> _Written instruction_
List each line of the data that holds the string "avoir", please.

· · · ·

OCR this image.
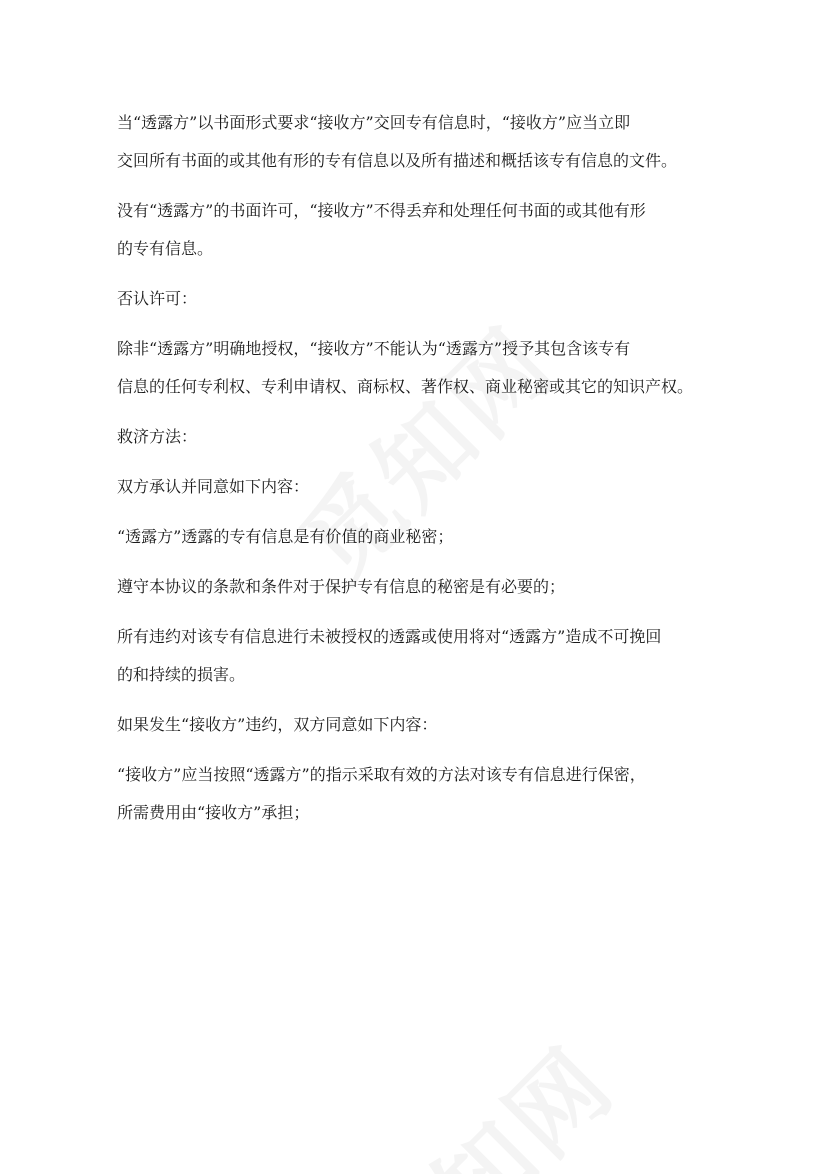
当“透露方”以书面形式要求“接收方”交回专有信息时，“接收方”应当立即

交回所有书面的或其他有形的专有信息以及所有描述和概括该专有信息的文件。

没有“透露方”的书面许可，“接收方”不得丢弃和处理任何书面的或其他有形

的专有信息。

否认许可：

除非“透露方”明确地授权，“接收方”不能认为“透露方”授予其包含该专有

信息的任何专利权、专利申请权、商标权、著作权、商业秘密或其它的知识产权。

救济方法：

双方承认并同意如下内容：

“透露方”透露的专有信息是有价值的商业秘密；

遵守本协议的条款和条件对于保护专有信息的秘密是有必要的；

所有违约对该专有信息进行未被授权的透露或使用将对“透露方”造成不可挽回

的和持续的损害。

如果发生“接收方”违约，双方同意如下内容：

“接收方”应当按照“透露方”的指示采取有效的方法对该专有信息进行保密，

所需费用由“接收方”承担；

· · · ·

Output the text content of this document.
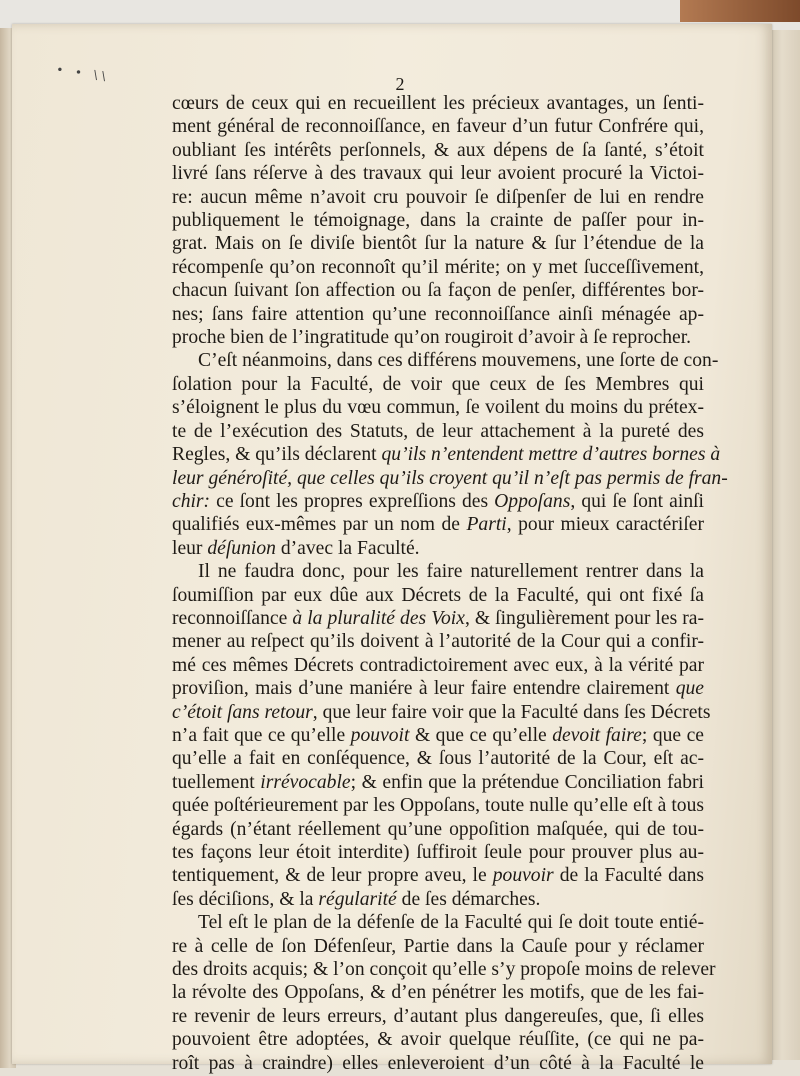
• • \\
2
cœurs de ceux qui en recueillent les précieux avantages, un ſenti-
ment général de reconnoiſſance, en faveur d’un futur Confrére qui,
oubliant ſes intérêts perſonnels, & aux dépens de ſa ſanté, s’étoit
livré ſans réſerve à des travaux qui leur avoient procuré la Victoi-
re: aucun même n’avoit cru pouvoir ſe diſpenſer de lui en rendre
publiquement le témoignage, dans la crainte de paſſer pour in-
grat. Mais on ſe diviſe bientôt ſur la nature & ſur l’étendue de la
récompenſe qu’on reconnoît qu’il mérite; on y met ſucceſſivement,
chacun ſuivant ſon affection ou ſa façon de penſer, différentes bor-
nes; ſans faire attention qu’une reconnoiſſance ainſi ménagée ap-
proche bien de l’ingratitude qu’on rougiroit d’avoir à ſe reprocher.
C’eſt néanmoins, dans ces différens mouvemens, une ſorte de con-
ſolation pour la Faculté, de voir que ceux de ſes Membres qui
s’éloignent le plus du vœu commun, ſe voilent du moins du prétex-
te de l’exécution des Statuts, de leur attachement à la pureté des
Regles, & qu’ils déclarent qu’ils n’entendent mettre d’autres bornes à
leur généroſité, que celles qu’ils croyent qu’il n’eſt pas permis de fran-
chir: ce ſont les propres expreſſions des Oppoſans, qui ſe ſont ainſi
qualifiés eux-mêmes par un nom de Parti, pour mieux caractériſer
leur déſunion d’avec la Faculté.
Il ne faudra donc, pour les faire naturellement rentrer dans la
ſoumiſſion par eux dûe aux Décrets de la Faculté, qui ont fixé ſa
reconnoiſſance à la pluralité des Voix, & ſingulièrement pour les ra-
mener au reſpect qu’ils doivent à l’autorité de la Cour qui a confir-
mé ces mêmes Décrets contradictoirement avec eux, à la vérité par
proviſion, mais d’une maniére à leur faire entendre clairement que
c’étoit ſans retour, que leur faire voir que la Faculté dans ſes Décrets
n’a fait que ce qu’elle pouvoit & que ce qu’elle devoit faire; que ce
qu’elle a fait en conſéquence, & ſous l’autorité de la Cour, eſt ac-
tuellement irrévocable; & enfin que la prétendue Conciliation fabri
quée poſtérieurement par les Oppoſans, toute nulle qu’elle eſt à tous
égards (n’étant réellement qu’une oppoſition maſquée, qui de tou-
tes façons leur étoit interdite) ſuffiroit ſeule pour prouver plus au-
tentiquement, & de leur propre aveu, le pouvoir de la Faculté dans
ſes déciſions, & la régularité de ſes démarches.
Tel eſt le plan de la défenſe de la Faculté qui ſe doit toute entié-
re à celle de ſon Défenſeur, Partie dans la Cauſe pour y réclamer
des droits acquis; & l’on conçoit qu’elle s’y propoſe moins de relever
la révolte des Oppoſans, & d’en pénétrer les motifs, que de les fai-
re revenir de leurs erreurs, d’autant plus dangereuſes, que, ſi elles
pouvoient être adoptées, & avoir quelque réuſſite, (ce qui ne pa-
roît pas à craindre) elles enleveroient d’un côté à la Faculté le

· · · ·

> _In response_
proche bien de l’ingratitude qu’on rougiroit d’avoir à ſe reprocher.
pouvoient être adoptées, & avoir quelque réuſſite, (ce qui ne pa-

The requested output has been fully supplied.